EXERCISE GOAL — Keep only the lines where "label" appears.
##### RAW RECORDS #####
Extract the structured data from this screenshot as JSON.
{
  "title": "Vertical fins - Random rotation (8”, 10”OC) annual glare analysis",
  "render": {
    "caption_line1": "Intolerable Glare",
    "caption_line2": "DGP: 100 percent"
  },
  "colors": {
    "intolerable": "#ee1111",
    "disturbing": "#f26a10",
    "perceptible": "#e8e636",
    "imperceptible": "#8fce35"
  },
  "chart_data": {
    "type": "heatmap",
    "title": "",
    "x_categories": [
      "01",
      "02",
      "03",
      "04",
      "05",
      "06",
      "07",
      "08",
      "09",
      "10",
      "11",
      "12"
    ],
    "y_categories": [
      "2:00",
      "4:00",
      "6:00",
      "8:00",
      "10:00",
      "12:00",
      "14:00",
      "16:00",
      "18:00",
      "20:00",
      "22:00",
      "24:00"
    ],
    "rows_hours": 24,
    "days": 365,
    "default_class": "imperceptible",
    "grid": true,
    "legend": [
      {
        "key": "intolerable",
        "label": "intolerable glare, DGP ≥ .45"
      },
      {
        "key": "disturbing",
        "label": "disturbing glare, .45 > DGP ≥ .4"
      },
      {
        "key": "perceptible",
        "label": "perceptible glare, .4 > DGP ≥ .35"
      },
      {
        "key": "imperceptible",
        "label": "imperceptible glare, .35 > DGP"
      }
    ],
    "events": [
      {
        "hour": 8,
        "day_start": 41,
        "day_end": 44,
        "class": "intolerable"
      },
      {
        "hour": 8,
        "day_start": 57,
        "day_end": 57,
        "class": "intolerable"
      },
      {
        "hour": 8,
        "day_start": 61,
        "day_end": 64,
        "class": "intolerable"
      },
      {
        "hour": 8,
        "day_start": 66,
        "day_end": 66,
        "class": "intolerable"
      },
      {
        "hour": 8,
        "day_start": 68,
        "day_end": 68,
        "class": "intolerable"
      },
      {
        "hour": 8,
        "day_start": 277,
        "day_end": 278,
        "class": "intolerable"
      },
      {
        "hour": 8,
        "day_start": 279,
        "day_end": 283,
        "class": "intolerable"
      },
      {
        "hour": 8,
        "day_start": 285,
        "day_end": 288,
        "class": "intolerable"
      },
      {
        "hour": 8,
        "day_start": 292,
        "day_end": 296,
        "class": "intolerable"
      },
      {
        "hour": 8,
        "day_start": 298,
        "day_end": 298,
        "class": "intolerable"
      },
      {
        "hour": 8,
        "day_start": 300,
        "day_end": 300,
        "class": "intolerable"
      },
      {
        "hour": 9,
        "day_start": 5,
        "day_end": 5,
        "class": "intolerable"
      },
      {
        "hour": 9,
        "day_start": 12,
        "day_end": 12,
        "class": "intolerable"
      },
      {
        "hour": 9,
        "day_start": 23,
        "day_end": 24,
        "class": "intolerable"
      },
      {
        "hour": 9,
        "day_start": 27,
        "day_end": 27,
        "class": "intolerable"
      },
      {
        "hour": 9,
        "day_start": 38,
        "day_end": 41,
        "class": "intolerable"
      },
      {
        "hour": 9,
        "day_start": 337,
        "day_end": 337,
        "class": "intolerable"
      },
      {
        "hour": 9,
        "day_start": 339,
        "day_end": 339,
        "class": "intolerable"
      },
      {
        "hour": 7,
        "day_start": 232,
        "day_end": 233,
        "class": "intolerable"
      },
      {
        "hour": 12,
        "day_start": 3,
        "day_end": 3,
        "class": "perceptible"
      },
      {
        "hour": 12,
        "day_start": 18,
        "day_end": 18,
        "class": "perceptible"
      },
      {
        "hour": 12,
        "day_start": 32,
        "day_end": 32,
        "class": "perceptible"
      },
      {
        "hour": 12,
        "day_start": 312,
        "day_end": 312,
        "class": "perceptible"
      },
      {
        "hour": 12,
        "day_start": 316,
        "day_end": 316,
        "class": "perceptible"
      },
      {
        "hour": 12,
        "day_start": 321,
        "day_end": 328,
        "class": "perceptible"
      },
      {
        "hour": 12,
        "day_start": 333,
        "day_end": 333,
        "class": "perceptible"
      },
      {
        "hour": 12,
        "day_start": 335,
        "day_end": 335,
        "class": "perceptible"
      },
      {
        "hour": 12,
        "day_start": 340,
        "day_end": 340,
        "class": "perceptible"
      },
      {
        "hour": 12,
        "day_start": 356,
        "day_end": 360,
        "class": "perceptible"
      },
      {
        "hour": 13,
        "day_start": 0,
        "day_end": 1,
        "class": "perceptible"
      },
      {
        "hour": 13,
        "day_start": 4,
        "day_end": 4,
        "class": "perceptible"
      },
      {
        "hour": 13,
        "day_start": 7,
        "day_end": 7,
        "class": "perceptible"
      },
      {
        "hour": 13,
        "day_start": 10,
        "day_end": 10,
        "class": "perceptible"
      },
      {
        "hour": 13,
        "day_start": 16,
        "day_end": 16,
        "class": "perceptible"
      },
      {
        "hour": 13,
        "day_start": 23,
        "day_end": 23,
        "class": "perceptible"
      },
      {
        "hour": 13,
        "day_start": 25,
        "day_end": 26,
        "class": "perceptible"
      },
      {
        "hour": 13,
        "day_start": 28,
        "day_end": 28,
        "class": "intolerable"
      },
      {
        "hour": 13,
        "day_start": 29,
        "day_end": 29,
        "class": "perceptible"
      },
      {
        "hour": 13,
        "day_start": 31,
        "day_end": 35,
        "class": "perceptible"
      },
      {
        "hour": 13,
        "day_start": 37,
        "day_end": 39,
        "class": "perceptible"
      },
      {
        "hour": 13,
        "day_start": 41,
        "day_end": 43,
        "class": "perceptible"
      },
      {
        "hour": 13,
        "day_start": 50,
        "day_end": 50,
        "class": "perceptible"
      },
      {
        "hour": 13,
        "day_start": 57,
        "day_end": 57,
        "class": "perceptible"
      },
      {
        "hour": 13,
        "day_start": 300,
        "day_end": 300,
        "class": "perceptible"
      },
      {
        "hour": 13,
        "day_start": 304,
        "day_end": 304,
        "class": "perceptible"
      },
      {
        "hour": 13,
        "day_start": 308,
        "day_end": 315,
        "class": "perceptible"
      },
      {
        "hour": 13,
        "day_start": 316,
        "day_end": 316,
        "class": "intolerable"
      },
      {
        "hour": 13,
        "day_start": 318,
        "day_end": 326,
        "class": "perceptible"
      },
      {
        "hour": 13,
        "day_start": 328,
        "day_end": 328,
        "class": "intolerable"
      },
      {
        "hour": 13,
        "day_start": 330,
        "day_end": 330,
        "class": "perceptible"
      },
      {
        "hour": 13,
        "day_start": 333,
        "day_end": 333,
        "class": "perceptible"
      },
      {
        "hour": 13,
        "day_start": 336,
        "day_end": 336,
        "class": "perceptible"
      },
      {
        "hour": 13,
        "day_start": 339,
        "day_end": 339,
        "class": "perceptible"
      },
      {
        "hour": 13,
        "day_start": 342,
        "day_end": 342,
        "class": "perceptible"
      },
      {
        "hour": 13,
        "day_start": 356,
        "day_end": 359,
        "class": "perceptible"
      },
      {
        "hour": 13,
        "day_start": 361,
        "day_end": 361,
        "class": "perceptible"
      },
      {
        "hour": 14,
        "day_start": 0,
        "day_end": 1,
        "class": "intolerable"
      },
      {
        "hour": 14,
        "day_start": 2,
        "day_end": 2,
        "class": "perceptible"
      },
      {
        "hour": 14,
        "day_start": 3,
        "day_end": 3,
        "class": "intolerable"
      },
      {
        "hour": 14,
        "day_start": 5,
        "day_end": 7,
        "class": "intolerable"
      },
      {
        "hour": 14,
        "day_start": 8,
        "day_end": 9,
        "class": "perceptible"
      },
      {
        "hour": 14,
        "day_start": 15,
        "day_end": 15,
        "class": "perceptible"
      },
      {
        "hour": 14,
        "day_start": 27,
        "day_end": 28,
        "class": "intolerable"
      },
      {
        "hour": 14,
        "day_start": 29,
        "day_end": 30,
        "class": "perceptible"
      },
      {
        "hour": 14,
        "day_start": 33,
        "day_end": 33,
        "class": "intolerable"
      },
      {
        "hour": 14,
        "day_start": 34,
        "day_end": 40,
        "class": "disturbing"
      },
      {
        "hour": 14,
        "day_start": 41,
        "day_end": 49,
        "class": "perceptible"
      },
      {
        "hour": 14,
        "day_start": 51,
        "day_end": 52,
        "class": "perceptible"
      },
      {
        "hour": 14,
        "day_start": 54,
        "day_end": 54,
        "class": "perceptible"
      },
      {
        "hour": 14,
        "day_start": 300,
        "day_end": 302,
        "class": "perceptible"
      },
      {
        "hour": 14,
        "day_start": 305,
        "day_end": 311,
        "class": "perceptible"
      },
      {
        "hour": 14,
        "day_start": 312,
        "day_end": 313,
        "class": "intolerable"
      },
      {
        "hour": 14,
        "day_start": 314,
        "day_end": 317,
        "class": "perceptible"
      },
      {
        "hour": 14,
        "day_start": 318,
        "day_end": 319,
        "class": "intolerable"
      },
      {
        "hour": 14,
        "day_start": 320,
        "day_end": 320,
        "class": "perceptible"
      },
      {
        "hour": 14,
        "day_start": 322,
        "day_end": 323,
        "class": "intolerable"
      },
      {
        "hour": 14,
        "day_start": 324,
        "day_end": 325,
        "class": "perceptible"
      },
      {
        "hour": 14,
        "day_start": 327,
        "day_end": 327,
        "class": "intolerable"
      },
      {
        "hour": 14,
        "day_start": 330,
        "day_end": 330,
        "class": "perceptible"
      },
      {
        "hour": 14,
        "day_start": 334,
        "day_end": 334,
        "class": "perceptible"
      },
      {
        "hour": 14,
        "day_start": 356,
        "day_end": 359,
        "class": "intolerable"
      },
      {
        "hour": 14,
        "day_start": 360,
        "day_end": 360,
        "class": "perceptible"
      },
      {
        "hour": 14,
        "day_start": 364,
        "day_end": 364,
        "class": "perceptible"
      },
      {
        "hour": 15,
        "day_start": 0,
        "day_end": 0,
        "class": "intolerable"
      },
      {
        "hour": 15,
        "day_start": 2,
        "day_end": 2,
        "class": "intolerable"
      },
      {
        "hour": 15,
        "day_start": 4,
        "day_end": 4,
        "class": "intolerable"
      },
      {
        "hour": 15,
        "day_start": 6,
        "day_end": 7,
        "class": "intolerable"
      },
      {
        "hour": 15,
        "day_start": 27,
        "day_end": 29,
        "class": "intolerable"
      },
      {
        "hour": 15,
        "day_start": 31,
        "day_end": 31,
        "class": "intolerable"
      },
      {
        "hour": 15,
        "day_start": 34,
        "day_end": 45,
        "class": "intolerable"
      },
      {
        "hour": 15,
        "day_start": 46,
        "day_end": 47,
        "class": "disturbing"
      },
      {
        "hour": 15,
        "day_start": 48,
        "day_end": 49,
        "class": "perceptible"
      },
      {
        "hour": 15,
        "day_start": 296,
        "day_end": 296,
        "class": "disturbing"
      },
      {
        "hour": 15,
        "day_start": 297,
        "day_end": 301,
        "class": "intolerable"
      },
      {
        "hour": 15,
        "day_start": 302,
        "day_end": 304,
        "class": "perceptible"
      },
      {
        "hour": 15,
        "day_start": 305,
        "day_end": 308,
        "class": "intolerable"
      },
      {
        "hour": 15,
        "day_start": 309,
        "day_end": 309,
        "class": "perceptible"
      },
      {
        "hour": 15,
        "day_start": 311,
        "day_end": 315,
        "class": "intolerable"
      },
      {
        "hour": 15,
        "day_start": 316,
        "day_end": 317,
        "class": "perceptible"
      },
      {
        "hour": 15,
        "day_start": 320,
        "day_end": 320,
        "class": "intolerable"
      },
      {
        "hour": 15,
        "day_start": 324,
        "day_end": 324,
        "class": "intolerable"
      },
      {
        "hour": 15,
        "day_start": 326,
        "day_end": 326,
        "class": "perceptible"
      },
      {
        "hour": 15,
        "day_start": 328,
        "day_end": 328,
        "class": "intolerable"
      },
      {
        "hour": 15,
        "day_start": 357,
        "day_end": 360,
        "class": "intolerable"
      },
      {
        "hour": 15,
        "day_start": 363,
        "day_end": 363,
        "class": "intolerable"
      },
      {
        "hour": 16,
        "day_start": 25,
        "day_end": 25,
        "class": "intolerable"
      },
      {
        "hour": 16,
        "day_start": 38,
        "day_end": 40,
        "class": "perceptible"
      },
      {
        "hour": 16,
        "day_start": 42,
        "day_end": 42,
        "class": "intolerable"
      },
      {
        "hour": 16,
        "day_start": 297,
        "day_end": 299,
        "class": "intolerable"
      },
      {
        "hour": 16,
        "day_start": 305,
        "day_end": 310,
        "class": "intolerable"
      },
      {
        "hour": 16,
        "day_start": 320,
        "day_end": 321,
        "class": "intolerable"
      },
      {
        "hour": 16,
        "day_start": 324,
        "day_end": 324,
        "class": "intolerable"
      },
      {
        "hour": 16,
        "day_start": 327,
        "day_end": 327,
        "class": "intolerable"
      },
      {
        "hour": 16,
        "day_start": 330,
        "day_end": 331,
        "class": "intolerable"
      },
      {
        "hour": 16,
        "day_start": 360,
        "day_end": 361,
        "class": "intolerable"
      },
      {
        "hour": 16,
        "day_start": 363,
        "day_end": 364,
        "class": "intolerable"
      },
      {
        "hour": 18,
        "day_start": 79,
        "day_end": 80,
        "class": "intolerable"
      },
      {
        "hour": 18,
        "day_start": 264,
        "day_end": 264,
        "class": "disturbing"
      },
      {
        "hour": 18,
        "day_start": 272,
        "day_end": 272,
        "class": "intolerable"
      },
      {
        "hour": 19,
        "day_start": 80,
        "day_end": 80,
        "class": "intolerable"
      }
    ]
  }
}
#####
SOLUTION BELOW —
        "label": "intolerable glare, DGP ≥ .45"
        "label": "disturbing glare, .45 > DGP ≥ .4"
        "label": "perceptible glare, .4 > DGP ≥ .35"
        "label": "imperceptible glare, .35 > DGP"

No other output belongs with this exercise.